= Instruction =
Extract precisely the lines that run from the line containing "Extract the structured" to the end of the records below, with both ends included and pictures omitted.

********

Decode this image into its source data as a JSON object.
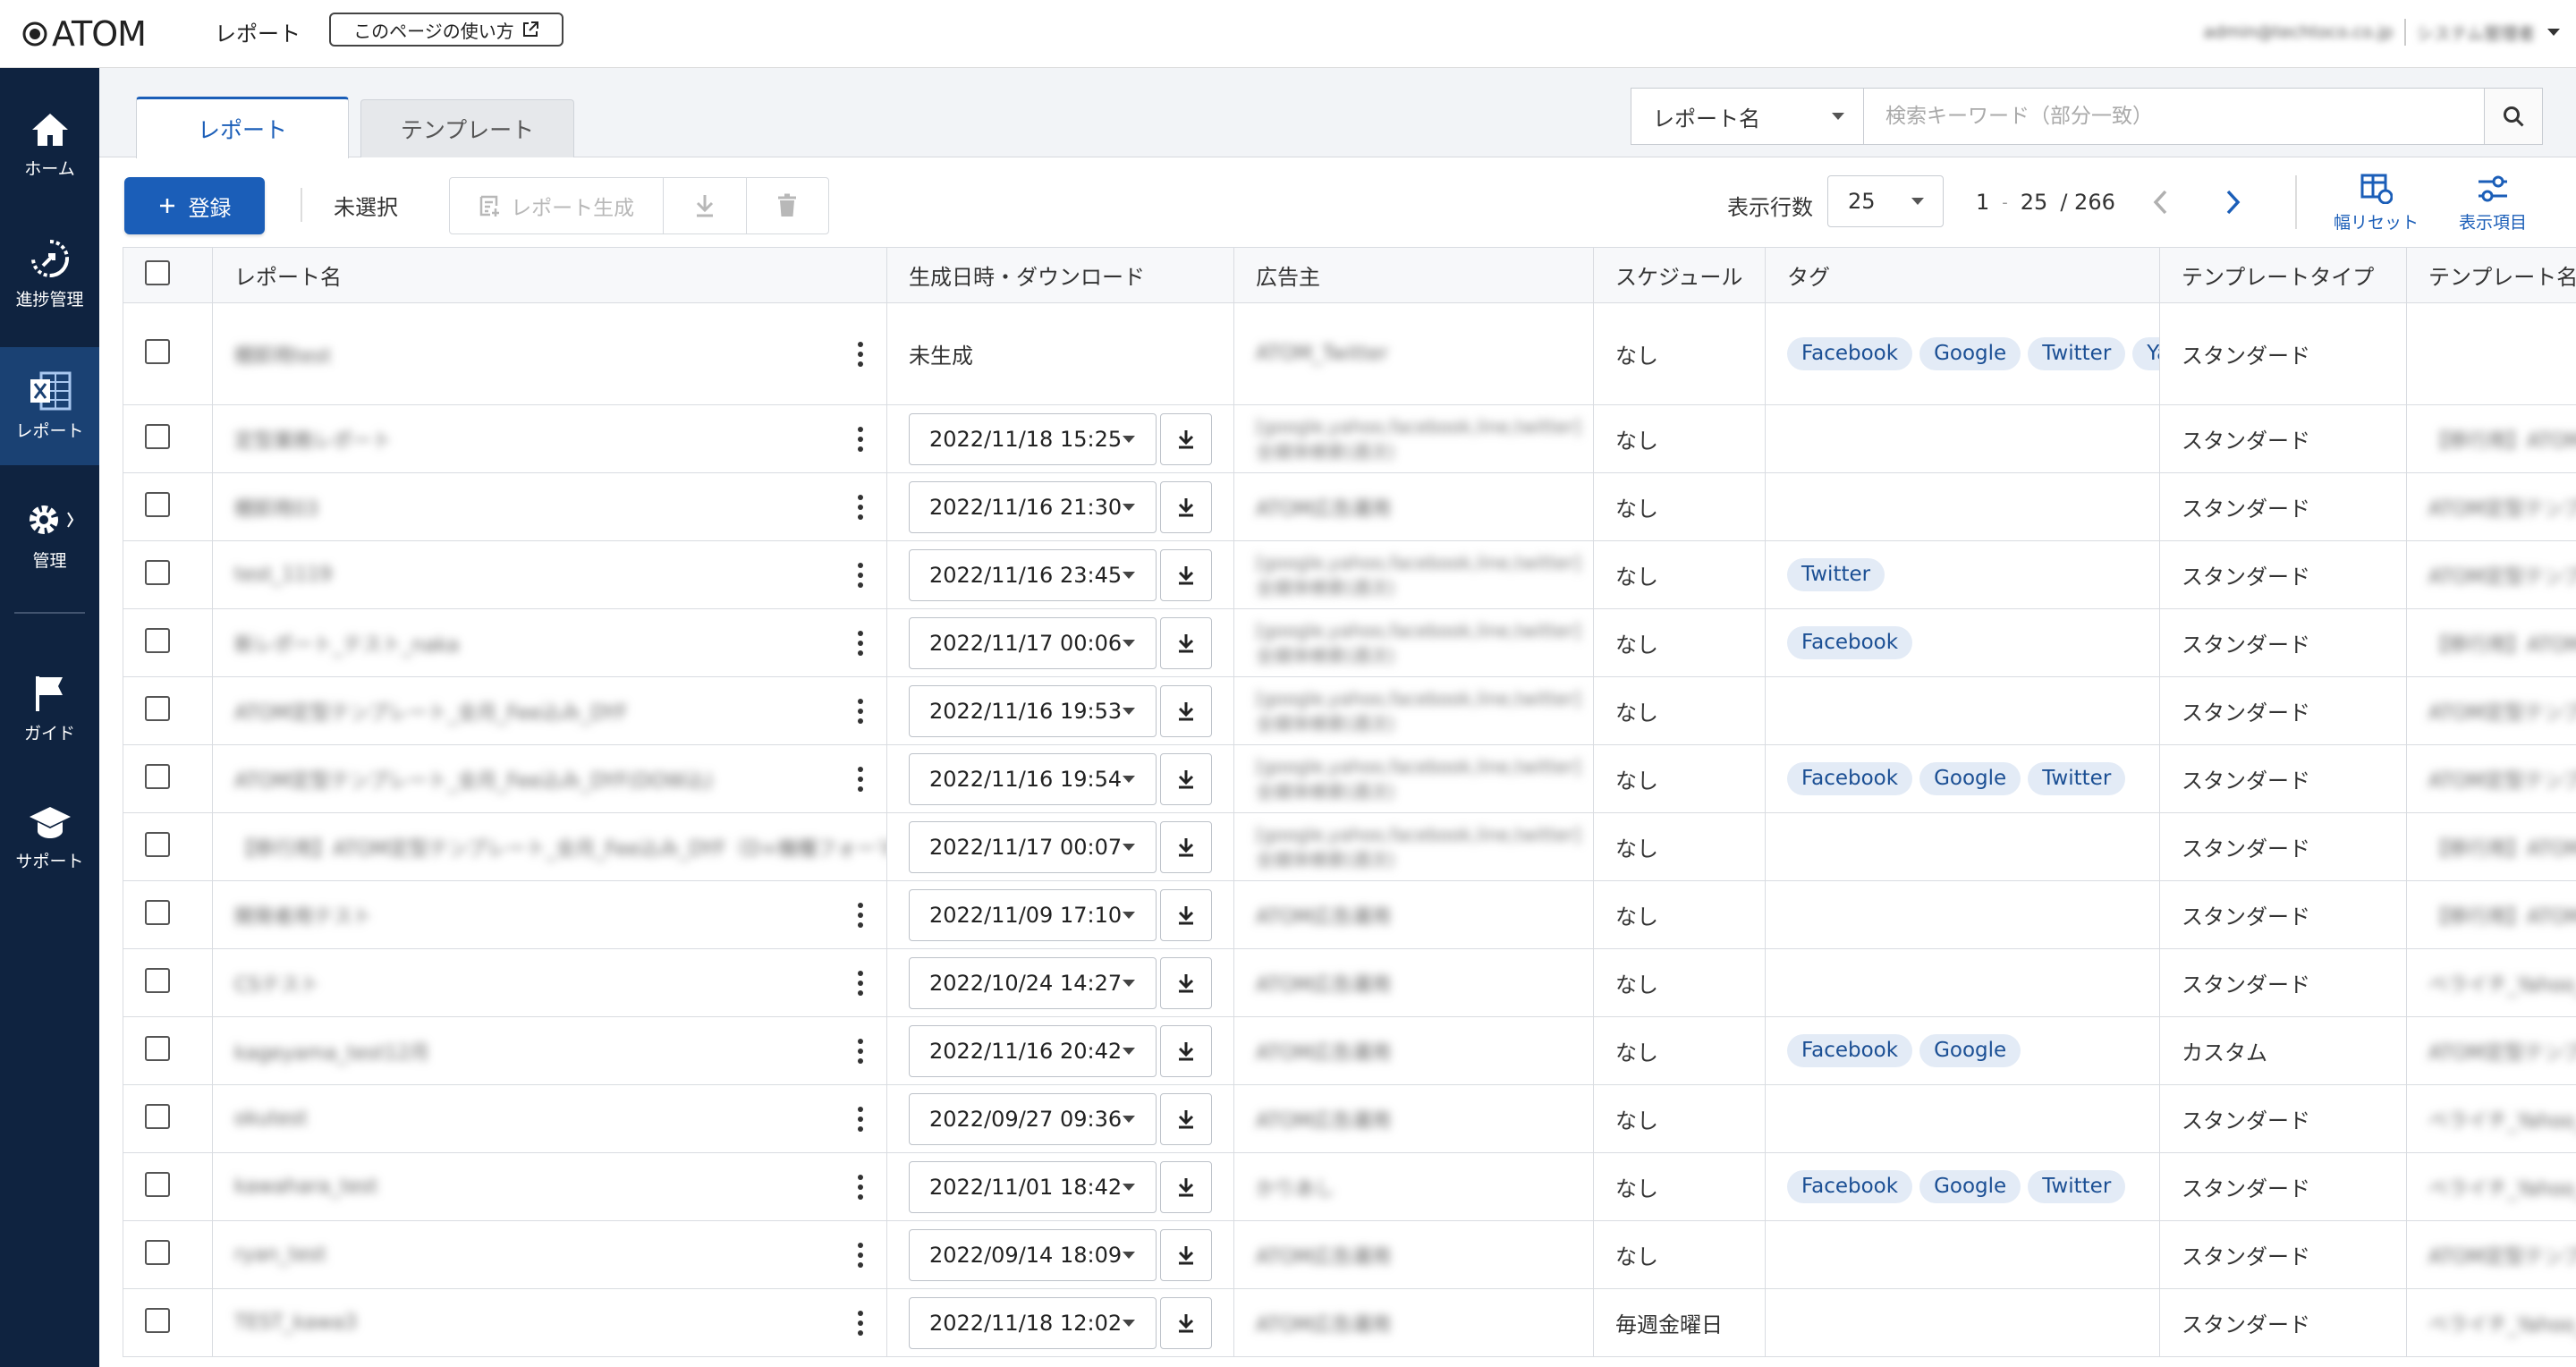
{
  "header": {
    "logo_text": "ATOM",
    "page_title": "レポート",
    "help_label": "このページの使い方",
    "user_email": "admin@techtoco.co.jp",
    "user_role": "システム管理者"
  },
  "sidebar": {
    "items": [
      {
        "label": "ホーム",
        "icon": "home-icon"
      },
      {
        "label": "進捗管理",
        "icon": "progress-icon"
      },
      {
        "label": "レポート",
        "icon": "excel-icon",
        "active": true
      },
      {
        "label": "管理",
        "icon": "gear-icon"
      },
      {
        "label": "ガイド",
        "icon": "flag-icon"
      },
      {
        "label": "サポート",
        "icon": "graduation-cap-icon"
      }
    ]
  },
  "tabs": [
    {
      "label": "レポート",
      "active": true
    },
    {
      "label": "テンプレート",
      "active": false
    }
  ],
  "search": {
    "field_label": "レポート名",
    "placeholder": "検索キーワード（部分一致）"
  },
  "toolbar": {
    "register_label": "登録",
    "selection_status": "未選択",
    "generate_label": "レポート生成",
    "rows_label": "表示行数",
    "rows_value": "25",
    "range_start": "1",
    "range_sep": "-",
    "range_end": "25",
    "total": "/ 266",
    "reset_label": "幅リセット",
    "columns_label": "表示項目"
  },
  "table": {
    "columns": [
      "レポート名",
      "生成日時・ダウンロード",
      "広告主",
      "スケジュール",
      "タグ",
      "テンプレートタイプ",
      "テンプレート名"
    ],
    "rows": [
      {
        "name": "棚卸用test",
        "date": "未生成",
        "advertiser": "ATOM_Twitter",
        "schedule": "なし",
        "tags": [
          "Facebook",
          "Google",
          "Twitter",
          "Yahoo!"
        ],
        "template_type": "スタンダード",
        "template_name": ""
      },
      {
        "name": "定型業務レポート",
        "date": "2022/11/18 15:25",
        "advertiser": "[google,yahoo,facebook,line,twitter]全媒体検索(週次)",
        "schedule": "なし",
        "tags": [],
        "template_type": "スタンダード",
        "template_name": "【移行用】ATOM定型テン"
      },
      {
        "name": "棚卸用03",
        "date": "2022/11/16 21:30",
        "advertiser": "ATOM広告運用",
        "schedule": "なし",
        "tags": [],
        "template_type": "スタンダード",
        "template_name": "ATOM定型テンプレート_全"
      },
      {
        "name": "test_1119",
        "date": "2022/11/16 23:45",
        "advertiser": "[google,yahoo,facebook,line,twitter]全媒体検索(週次)",
        "schedule": "なし",
        "tags": [
          "Twitter"
        ],
        "template_type": "スタンダード",
        "template_name": "ATOM定型テンプレート_全"
      },
      {
        "name": "新レポート_テスト_naka",
        "date": "2022/11/17 00:06",
        "advertiser": "[google,yahoo,facebook,line,twitter]全媒体検索(週次)",
        "schedule": "なし",
        "tags": [
          "Facebook"
        ],
        "template_type": "スタンダード",
        "template_name": "【移行用】ATOM定型テン"
      },
      {
        "name": "ATOM定型テンプレート_全月_Fee込み_DYF",
        "date": "2022/11/16 19:53",
        "advertiser": "[google,yahoo,facebook,line,twitter]全媒体検索(週次)",
        "schedule": "なし",
        "tags": [],
        "template_type": "スタンダード",
        "template_name": "ATOM定型テンプレート_全"
      },
      {
        "name": "ATOM定型テンプレート_全月_Fee込み_DYF(DOW込)",
        "date": "2022/11/16 19:54",
        "advertiser": "[google,yahoo,facebook,line,twitter]全媒体検索(週次)",
        "schedule": "なし",
        "tags": [
          "Facebook",
          "Google",
          "Twitter"
        ],
        "template_type": "スタンダード",
        "template_name": "ATOM定型テンプレート_全"
      },
      {
        "name": "【移行用】ATOM定型テンプレート_全月_Fee込み_DYF（D+機種フォーマット仕分）",
        "date": "2022/11/17 00:07",
        "advertiser": "[google,yahoo,facebook,line,twitter]全媒体検索(週次)",
        "schedule": "なし",
        "tags": [],
        "template_type": "スタンダード",
        "template_name": "【移行用】ATOM定型テン"
      },
      {
        "name": "開発者用テスト",
        "date": "2022/11/09 17:10",
        "advertiser": "ATOM広告運用",
        "schedule": "なし",
        "tags": [],
        "template_type": "スタンダード",
        "template_name": "【移行用】ATOM定型テン"
      },
      {
        "name": "CSテスト",
        "date": "2022/10/24 14:27",
        "advertiser": "ATOM広告運用",
        "schedule": "なし",
        "tags": [],
        "template_type": "スタンダード",
        "template_name": "ベライチ_Yahoo_Google_F"
      },
      {
        "name": "kageyama_test12月",
        "date": "2022/11/16 20:42",
        "advertiser": "ATOM広告運用",
        "schedule": "なし",
        "tags": [
          "Facebook",
          "Google"
        ],
        "template_type": "カスタム",
        "template_name": "ATOM定型テンプレート_全"
      },
      {
        "name": "okutest",
        "date": "2022/09/27 09:36",
        "advertiser": "ATOM広告運用",
        "schedule": "なし",
        "tags": [],
        "template_type": "スタンダード",
        "template_name": "ベライチ_Yahoo_Google_F"
      },
      {
        "name": "kawahara_test",
        "date": "2022/11/01 18:42",
        "advertiser": "かりあし",
        "schedule": "なし",
        "tags": [
          "Facebook",
          "Google",
          "Twitter"
        ],
        "template_type": "スタンダード",
        "template_name": "ベライチ_Yahoo_Google_F"
      },
      {
        "name": "ryan_test",
        "date": "2022/09/14 18:09",
        "advertiser": "ATOM広告運用",
        "schedule": "なし",
        "tags": [],
        "template_type": "スタンダード",
        "template_name": "ATOM定型テンプレート_全"
      },
      {
        "name": "TEST_kawa3",
        "date": "2022/11/18 12:02",
        "advertiser": "ATOM広告運用",
        "schedule": "毎週金曜日",
        "tags": [],
        "template_type": "スタンダード",
        "template_name": "ベライチ_Yahoo_Google_F"
      }
    ]
  }
}
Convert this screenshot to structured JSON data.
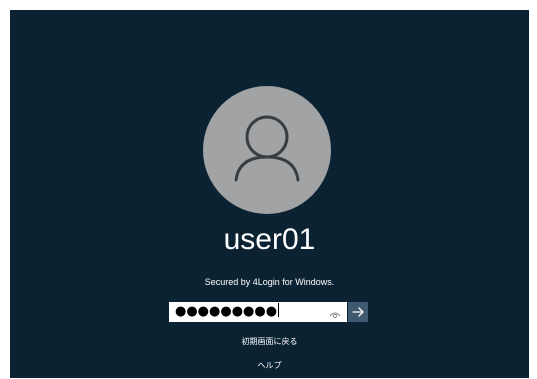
{
  "login": {
    "username": "user01",
    "secured_text": "Secured by 4Login for  Windows.",
    "password_masked": "●●●●●●●●●",
    "reset_link": "初期画面に戻る",
    "help_link": "ヘルプ"
  },
  "icons": {
    "avatar": "user-avatar-icon",
    "reveal": "eye-icon",
    "submit": "arrow-right-icon"
  },
  "colors": {
    "background": "#0b2233",
    "avatar": "#a1a3a5",
    "submit_button": "#3d5a70",
    "text": "#ffffff"
  }
}
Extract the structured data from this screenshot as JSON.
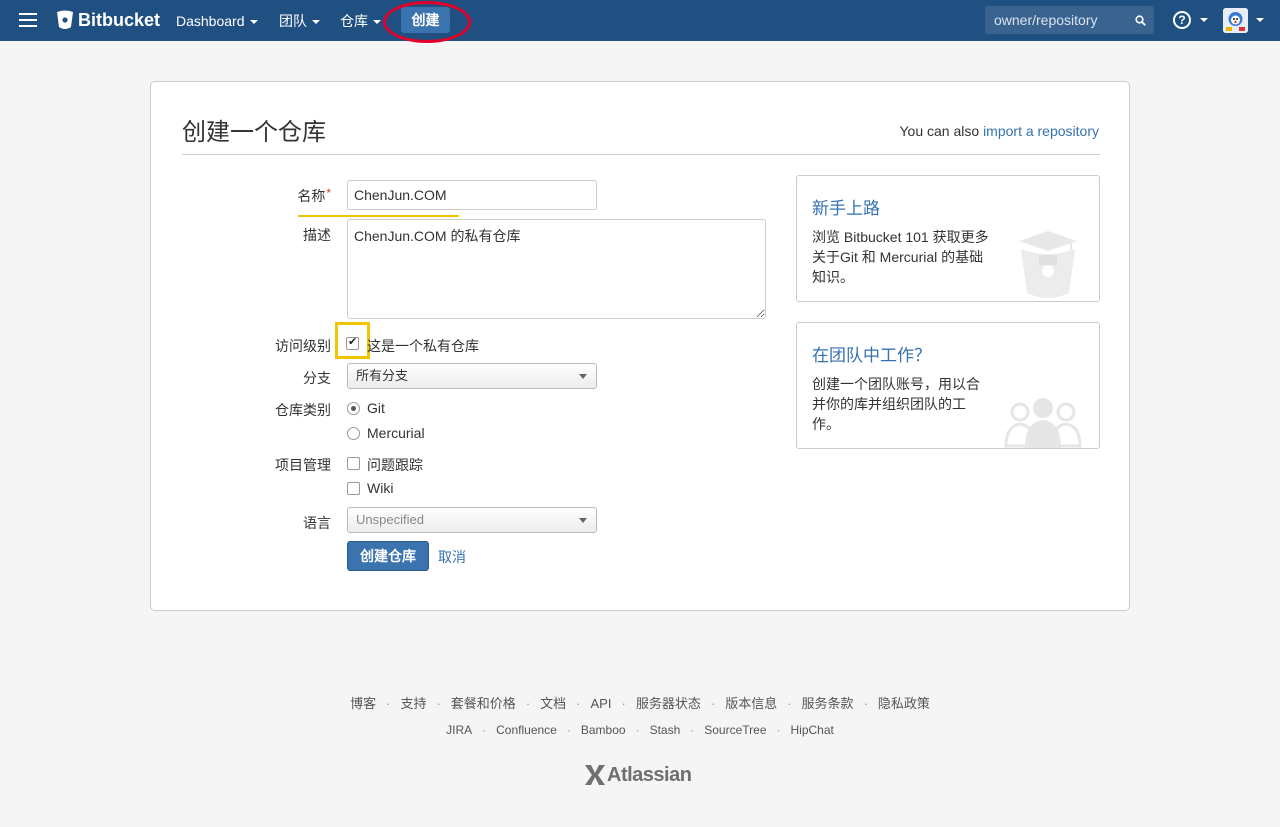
{
  "topbar": {
    "brand": "Bitbucket",
    "nav": [
      "Dashboard",
      "团队",
      "仓库"
    ],
    "create_label": "创建",
    "search_placeholder": "owner/repository",
    "help_label": "?"
  },
  "page": {
    "title": "创建一个仓库",
    "import_prefix": "You can also ",
    "import_link": "import a repository"
  },
  "form": {
    "name_label": "名称",
    "name_required": "*",
    "name_value": "ChenJun.COM",
    "description_label": "描述",
    "description_value": "ChenJun.COM 的私有仓库",
    "access_label": "访问级别",
    "private_label": "这是一个私有仓库",
    "private_checked": true,
    "branch_label": "分支",
    "branch_value": "所有分支",
    "type_label": "仓库类别",
    "type_git": "Git",
    "type_mercurial": "Mercurial",
    "project_label": "项目管理",
    "issue_tracker": "问题跟踪",
    "wiki": "Wiki",
    "language_label": "语言",
    "language_value": "Unspecified",
    "submit_label": "创建仓库",
    "cancel_label": "取消"
  },
  "side": {
    "card1_title": "新手上路",
    "card1_text": "浏览 Bitbucket 101 获取更多关于Git 和 Mercurial 的基础知识。",
    "card2_title": "在团队中工作？",
    "card2_text": "创建一个团队账号，用以合并你的库并组织团队的工作。"
  },
  "footer": {
    "row1": [
      "博客",
      "支持",
      "套餐和价格",
      "文档",
      "API",
      "服务器状态",
      "版本信息",
      "服务条款",
      "隐私政策"
    ],
    "row2": [
      "JIRA",
      "Confluence",
      "Bamboo",
      "Stash",
      "SourceTree",
      "HipChat"
    ],
    "brand": "Atlassian"
  },
  "colors": {
    "topbar": "#205081",
    "primary": "#3b73af",
    "link": "#3572b0",
    "highlight_yellow": "#f5c400",
    "highlight_red": "#e4002b"
  }
}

********

= Solution for this task =
Extract the structured data from this screenshot as JSON.
{
  "topbar": {
    "brand": "Bitbucket",
    "nav": [
      "Dashboard",
      "团队",
      "仓库"
    ],
    "create_label": "创建",
    "search_placeholder": "owner/repository",
    "help_label": "?"
  },
  "page": {
    "title": "创建一个仓库",
    "import_prefix": "You can also ",
    "import_link": "import a repository"
  },
  "form": {
    "name_label": "名称",
    "name_required": "*",
    "name_value": "ChenJun.COM",
    "description_label": "描述",
    "description_value": "ChenJun.COM 的私有仓库",
    "access_label": "访问级别",
    "private_label": "这是一个私有仓库",
    "private_checked": true,
    "branch_label": "分支",
    "branch_value": "所有分支",
    "type_label": "仓库类别",
    "type_git": "Git",
    "type_mercurial": "Mercurial",
    "project_label": "项目管理",
    "issue_tracker": "问题跟踪",
    "wiki": "Wiki",
    "language_label": "语言",
    "language_value": "Unspecified",
    "submit_label": "创建仓库",
    "cancel_label": "取消"
  },
  "side": {
    "card1_title": "新手上路",
    "card1_text": "浏览 Bitbucket 101 获取更多关于Git 和 Mercurial 的基础知识。",
    "card2_title": "在团队中工作？",
    "card2_text": "创建一个团队账号，用以合并你的库并组织团队的工作。"
  },
  "footer": {
    "row1": [
      "博客",
      "支持",
      "套餐和价格",
      "文档",
      "API",
      "服务器状态",
      "版本信息",
      "服务条款",
      "隐私政策"
    ],
    "row2": [
      "JIRA",
      "Confluence",
      "Bamboo",
      "Stash",
      "SourceTree",
      "HipChat"
    ],
    "brand": "Atlassian"
  },
  "colors": {
    "topbar": "#205081",
    "primary": "#3b73af",
    "link": "#3572b0",
    "highlight_yellow": "#f5c400",
    "highlight_red": "#e4002b"
  }
}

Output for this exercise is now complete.